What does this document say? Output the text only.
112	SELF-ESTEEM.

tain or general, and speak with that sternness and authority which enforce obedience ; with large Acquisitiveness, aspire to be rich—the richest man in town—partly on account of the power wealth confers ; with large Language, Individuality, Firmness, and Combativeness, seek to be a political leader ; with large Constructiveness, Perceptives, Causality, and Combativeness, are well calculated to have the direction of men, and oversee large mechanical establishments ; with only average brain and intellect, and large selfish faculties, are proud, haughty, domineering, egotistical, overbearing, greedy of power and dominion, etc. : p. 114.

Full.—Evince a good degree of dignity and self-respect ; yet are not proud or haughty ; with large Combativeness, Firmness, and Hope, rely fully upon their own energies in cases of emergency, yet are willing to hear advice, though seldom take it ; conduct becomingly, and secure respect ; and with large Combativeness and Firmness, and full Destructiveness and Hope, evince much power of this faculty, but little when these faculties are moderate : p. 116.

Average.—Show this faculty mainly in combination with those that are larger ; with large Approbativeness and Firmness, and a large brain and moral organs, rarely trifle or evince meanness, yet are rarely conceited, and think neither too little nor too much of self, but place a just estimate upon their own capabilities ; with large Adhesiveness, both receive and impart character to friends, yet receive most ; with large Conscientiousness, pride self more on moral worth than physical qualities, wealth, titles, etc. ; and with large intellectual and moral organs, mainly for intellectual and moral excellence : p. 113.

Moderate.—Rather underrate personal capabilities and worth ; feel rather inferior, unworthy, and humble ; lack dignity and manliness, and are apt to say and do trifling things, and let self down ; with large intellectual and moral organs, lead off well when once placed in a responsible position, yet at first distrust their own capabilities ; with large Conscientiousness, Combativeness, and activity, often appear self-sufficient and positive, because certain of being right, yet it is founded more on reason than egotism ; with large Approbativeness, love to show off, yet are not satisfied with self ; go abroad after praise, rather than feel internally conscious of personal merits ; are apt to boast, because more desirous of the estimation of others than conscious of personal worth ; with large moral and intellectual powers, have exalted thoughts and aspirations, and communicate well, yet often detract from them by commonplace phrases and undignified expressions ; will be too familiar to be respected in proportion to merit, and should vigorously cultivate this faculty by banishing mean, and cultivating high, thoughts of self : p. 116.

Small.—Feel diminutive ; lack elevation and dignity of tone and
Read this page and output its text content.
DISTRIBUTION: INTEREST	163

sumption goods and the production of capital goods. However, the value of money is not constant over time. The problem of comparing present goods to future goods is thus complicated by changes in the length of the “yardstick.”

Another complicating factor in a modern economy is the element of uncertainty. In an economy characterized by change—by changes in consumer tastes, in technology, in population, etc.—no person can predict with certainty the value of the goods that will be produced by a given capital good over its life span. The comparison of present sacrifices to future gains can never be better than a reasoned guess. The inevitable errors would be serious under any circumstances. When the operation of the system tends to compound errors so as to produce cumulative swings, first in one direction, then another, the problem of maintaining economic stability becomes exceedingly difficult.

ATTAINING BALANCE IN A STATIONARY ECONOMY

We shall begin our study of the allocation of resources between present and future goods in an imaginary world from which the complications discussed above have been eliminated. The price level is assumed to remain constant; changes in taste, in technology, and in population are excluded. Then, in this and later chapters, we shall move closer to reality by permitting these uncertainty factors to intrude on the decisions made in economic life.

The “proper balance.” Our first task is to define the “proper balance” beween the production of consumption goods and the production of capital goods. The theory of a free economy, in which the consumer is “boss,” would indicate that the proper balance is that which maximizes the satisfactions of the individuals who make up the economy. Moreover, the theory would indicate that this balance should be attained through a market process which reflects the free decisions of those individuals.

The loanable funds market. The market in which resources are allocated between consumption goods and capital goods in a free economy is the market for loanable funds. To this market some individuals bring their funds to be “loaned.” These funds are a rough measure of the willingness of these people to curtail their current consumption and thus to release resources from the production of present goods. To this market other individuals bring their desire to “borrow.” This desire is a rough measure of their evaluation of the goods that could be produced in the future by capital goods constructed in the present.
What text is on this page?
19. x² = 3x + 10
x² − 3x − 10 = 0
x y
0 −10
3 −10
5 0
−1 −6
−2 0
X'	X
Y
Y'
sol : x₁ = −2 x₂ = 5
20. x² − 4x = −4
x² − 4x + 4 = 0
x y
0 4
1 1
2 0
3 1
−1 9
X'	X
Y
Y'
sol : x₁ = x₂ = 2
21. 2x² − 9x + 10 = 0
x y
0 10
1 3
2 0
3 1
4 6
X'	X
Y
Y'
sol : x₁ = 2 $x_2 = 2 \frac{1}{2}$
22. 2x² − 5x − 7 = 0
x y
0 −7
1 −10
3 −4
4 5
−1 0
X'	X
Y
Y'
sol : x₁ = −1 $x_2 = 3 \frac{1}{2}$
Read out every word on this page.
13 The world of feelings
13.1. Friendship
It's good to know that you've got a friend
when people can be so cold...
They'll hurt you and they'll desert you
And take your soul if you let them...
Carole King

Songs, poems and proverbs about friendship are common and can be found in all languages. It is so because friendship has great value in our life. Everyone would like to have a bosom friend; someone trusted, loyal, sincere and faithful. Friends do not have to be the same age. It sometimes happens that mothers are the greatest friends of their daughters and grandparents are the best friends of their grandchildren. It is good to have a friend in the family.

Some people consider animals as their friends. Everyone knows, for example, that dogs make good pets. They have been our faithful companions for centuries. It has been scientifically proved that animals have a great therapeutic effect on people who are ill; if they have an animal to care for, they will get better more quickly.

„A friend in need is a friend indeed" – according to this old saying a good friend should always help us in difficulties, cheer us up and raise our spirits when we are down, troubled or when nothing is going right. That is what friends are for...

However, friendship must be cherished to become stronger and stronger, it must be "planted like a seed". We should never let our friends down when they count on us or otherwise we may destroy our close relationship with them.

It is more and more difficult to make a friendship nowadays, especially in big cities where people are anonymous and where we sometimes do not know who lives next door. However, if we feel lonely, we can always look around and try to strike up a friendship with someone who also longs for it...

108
□ □ □ □ □
Do this –
Find the string "constant" in the records, then copy each line where it occurs.

Output for this exercise –
sumption goods and the production of capital goods. However, the value of money is not constant over time. The problem of comparing present goods to future goods is thus complicated by changes in the length of the “yardstick.”
We shall begin our study of the allocation of resources between present and future goods in an imaginary world from which the complications discussed above have been eliminated. The price level is assumed to remain constant; changes in taste, in technology, and in population are excluded. Then, in this and later chapters, we shall move closer to reality by permitting these uncertainty factors to intrude on the decisions made in economic life.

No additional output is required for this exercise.